Task statement: Determine the number of lines that have the string "this" in them, and give only that number.

━━ Supplied records

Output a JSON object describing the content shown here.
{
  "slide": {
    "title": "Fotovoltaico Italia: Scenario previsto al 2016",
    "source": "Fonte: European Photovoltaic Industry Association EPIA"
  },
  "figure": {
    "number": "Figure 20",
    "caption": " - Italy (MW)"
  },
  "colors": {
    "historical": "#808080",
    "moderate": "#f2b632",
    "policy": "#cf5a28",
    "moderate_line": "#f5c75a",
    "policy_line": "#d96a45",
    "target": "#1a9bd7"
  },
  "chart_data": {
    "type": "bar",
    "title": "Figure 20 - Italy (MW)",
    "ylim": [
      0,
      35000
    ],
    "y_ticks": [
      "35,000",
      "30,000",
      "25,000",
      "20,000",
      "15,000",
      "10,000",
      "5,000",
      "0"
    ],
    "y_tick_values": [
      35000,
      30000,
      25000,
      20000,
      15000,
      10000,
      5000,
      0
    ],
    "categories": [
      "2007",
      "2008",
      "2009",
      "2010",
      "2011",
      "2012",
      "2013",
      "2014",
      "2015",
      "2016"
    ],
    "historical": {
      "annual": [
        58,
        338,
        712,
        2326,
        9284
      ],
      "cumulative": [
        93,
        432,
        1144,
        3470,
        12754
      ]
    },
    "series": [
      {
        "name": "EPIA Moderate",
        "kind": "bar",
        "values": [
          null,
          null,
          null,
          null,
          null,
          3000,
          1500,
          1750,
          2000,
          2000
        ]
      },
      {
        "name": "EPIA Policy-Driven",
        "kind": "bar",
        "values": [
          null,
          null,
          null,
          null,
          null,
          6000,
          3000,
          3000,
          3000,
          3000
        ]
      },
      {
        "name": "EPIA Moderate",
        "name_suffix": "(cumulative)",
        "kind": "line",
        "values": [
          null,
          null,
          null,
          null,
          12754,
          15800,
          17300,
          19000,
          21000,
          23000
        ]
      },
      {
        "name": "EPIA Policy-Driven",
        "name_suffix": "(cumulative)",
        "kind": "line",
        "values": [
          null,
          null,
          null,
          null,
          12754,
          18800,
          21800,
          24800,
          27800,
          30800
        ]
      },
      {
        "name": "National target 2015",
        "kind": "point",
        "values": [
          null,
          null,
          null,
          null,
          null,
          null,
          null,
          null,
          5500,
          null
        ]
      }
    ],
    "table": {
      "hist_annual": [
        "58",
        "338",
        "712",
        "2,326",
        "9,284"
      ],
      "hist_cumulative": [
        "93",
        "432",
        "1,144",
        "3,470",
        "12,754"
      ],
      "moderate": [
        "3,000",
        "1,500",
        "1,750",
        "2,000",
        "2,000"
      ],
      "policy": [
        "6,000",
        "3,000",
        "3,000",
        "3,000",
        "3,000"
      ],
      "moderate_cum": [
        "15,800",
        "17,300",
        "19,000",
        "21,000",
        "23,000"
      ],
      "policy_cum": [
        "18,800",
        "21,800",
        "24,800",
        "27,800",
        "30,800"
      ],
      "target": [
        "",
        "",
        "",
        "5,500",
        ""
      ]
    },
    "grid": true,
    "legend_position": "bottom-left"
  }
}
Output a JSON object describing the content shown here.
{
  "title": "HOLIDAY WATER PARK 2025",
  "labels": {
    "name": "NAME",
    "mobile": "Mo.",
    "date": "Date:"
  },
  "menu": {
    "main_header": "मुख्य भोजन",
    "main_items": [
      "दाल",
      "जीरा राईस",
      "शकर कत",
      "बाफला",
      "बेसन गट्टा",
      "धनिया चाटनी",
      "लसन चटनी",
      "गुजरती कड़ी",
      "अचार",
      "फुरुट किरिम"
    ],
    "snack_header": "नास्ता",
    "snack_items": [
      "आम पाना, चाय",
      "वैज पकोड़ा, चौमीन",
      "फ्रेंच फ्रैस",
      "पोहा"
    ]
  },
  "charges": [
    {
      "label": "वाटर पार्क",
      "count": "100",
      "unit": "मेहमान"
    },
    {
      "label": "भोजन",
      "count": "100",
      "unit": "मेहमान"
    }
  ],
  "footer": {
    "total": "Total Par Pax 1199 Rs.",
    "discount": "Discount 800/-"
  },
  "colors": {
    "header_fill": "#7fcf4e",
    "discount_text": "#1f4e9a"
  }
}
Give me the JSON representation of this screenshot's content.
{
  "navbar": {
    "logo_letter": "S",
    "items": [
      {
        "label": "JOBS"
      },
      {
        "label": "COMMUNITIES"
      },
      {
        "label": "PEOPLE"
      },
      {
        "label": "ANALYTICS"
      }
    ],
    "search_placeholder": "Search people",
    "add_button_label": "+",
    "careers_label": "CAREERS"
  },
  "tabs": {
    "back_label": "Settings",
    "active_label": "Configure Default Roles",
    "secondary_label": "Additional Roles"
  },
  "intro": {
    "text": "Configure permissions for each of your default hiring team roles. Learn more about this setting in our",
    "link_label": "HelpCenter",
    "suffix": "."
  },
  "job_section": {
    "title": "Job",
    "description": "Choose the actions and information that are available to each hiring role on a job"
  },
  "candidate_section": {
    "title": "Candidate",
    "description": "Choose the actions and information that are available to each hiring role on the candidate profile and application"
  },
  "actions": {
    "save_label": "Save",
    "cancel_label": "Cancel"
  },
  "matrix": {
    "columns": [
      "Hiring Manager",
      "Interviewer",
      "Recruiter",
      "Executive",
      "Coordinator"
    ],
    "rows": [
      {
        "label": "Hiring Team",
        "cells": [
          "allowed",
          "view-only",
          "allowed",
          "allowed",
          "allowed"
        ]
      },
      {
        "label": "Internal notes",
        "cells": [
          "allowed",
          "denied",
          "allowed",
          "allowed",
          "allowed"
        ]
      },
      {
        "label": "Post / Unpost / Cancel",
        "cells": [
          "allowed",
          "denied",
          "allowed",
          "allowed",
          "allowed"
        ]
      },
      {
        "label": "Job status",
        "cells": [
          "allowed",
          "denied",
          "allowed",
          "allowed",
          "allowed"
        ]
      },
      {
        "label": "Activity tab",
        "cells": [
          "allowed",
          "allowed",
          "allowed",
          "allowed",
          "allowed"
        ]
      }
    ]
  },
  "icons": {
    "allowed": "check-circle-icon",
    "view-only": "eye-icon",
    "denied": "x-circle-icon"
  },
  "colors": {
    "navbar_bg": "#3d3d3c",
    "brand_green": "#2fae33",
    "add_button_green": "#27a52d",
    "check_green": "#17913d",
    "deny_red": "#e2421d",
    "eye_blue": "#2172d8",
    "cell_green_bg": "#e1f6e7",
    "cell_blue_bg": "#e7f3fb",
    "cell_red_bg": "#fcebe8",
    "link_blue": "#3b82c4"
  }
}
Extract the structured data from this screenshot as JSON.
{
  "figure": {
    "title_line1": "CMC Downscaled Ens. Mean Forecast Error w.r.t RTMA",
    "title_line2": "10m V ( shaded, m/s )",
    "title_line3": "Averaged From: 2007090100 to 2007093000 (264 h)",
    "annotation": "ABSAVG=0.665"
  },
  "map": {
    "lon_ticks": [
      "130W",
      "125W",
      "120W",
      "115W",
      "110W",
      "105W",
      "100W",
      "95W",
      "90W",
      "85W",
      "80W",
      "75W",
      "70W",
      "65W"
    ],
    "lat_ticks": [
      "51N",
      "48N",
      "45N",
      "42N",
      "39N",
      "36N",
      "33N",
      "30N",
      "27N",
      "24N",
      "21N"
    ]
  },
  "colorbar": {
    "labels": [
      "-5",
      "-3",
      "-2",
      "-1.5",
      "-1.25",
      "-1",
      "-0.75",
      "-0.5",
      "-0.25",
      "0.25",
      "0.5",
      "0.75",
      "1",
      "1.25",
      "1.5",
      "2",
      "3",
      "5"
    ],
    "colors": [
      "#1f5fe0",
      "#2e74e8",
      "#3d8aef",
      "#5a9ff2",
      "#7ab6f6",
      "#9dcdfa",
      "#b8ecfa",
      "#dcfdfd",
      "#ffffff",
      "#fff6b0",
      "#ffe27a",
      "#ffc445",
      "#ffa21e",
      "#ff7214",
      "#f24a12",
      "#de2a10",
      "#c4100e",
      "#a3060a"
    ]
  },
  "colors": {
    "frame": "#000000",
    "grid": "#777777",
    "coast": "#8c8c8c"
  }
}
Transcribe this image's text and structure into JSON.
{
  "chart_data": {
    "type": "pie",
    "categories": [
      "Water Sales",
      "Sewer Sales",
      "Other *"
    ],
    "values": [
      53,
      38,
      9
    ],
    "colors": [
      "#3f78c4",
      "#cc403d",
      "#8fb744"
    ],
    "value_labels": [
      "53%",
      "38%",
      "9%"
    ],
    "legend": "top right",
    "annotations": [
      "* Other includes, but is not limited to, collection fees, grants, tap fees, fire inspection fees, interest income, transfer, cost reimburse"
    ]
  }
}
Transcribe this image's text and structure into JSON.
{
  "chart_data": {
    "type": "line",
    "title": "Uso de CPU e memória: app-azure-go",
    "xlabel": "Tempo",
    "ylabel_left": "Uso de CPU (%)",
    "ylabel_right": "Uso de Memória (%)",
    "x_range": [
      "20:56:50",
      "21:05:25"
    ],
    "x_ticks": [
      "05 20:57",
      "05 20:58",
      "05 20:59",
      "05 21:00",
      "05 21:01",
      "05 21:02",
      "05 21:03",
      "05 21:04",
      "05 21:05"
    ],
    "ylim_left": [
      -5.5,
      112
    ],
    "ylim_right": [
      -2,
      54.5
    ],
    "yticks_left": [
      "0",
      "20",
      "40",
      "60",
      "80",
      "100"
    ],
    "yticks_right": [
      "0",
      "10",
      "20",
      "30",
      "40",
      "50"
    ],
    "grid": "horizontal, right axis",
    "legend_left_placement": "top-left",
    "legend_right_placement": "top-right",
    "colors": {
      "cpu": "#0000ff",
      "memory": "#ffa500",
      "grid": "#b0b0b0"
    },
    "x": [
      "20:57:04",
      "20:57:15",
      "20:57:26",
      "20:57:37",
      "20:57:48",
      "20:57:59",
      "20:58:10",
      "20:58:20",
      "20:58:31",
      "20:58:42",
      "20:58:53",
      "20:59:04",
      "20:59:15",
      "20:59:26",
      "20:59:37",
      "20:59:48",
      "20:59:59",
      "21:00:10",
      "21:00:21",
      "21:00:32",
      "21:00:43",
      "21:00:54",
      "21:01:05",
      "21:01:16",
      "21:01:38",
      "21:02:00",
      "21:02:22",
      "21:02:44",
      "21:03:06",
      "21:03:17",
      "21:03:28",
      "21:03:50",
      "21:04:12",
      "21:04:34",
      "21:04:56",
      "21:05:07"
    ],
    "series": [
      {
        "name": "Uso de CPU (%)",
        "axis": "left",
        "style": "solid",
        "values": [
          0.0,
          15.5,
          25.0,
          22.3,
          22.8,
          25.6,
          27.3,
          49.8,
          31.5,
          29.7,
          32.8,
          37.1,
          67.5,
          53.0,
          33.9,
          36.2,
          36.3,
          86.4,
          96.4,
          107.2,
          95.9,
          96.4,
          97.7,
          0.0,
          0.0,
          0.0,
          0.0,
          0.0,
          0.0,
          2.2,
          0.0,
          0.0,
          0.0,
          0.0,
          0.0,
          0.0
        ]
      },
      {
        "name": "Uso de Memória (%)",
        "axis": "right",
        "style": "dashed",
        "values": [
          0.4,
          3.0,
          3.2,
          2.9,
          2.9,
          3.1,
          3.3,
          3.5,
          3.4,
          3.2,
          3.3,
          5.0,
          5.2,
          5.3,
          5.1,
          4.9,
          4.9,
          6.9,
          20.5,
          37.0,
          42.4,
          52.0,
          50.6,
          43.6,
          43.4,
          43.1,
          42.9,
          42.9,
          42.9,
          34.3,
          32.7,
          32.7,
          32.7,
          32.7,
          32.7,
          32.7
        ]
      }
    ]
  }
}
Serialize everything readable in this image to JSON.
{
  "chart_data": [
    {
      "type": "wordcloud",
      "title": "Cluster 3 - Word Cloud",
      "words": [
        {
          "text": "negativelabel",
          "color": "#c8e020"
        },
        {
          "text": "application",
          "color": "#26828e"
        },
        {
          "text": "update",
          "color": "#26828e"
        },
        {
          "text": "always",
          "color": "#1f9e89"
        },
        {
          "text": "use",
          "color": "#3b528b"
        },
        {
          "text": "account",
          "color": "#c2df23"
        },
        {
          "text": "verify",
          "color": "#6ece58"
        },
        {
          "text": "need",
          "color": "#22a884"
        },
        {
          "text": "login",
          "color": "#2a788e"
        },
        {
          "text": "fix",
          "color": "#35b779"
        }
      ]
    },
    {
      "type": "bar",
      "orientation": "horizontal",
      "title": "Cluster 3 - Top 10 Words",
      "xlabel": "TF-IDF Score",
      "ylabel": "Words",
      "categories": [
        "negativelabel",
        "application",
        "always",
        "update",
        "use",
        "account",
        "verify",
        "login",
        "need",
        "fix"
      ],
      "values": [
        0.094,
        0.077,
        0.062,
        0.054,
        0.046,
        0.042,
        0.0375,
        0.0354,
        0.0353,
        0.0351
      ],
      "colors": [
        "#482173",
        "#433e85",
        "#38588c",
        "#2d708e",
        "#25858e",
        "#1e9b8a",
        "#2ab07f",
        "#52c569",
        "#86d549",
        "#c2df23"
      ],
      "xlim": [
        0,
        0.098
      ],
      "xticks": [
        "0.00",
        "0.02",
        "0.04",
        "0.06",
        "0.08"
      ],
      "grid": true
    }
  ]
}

━━━━

Exercise response: 6